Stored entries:

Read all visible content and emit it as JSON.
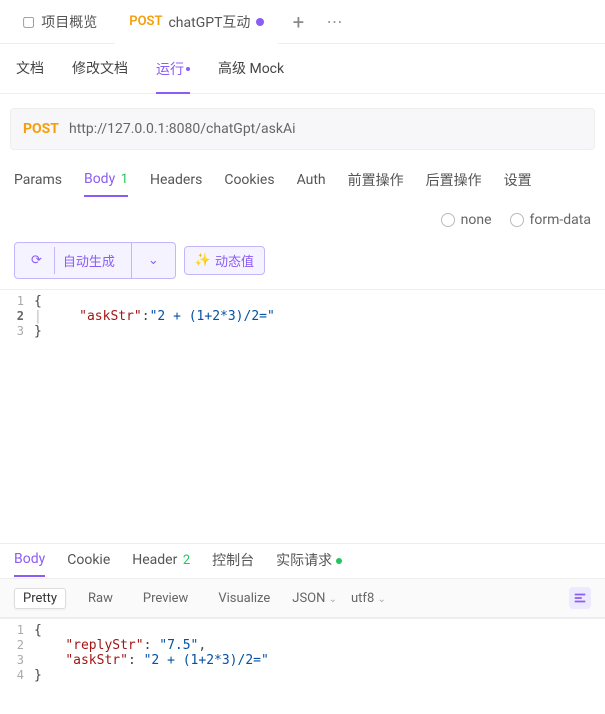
{
  "topTabs": {
    "overview": "项目概览",
    "api": {
      "method": "POST",
      "name": "chatGPT互动"
    }
  },
  "subTabs": {
    "doc": "文档",
    "editDoc": "修改文档",
    "run": "运行",
    "mock": "高级 Mock"
  },
  "url": {
    "method": "POST",
    "value": "http://127.0.0.1:8080/chatGpt/askAi"
  },
  "reqTabs": {
    "params": "Params",
    "body": "Body",
    "bodyCount": "1",
    "headers": "Headers",
    "cookies": "Cookies",
    "auth": "Auth",
    "pre": "前置操作",
    "post": "后置操作",
    "settings": "设置"
  },
  "bodyTypes": {
    "none": "none",
    "formdata": "form-data"
  },
  "editorToolbar": {
    "autogen": "自动生成",
    "dynamic": "动态值"
  },
  "requestBody": {
    "line1": "{",
    "key2": "\"askStr\"",
    "val2": "\"2 + (1+2*3)/2=\"",
    "line3": "}"
  },
  "respTabs": {
    "body": "Body",
    "cookie": "Cookie",
    "header": "Header",
    "headerCount": "2",
    "console": "控制台",
    "actual": "实际请求"
  },
  "respToolbar": {
    "pretty": "Pretty",
    "raw": "Raw",
    "preview": "Preview",
    "visualize": "Visualize",
    "format": "JSON",
    "encoding": "utf8"
  },
  "responseBody": {
    "line1": "{",
    "key2": "\"replyStr\"",
    "val2": "\"7.5\"",
    "key3": "\"askStr\"",
    "val3": "\"2 + (1+2*3)/2=\"",
    "line4": "}"
  }
}
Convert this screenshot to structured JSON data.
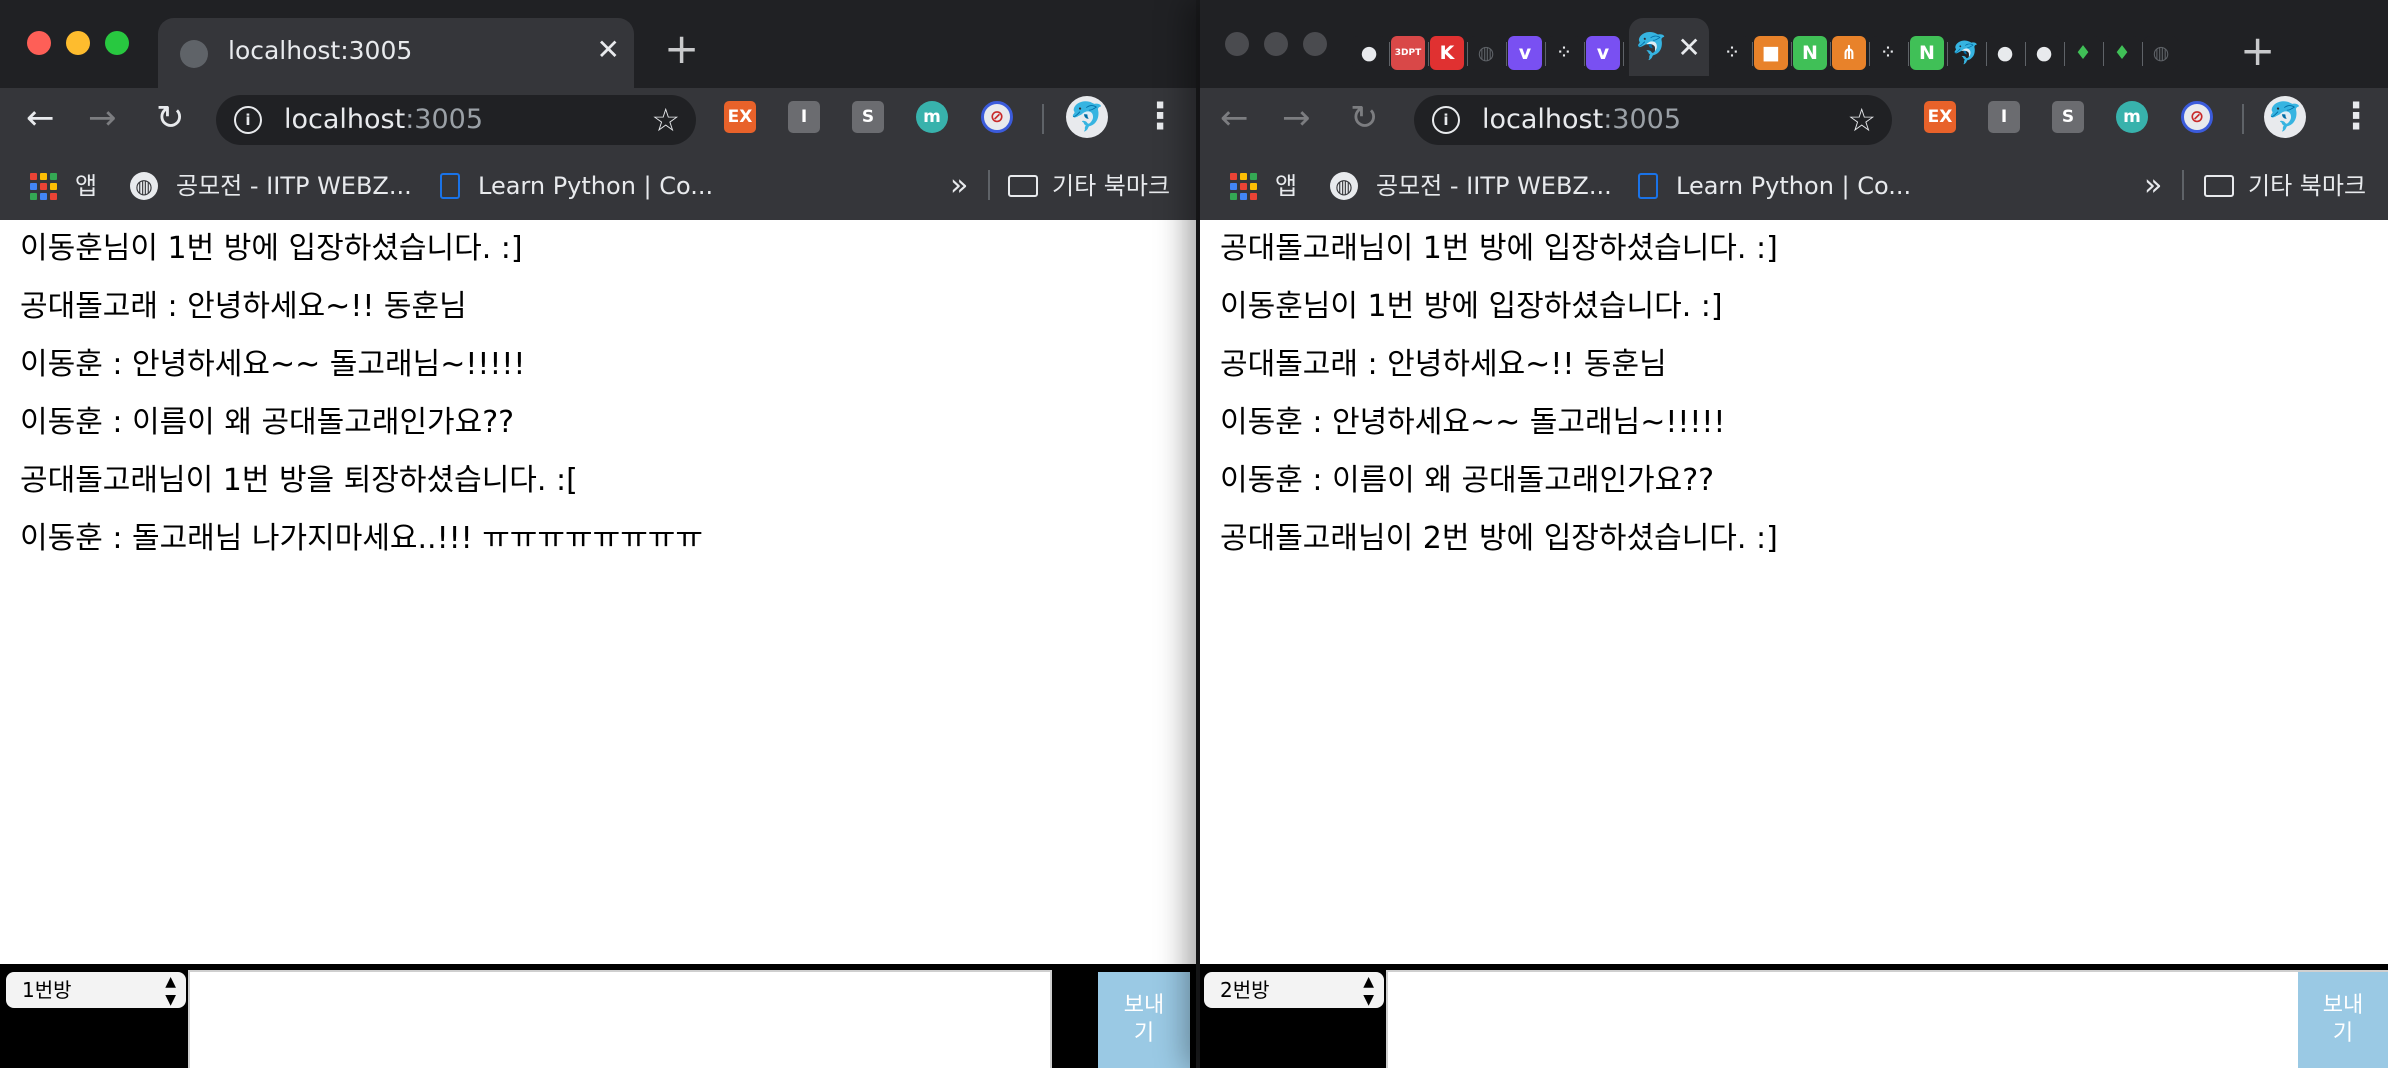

GIVEN TASK: Select all lines with the word "JSON" from the entries above.

FINAL RESULT:
Read all visible content and emit it as JSON.
    "format": "JSON",
Convert this screenshot to structured JSON data.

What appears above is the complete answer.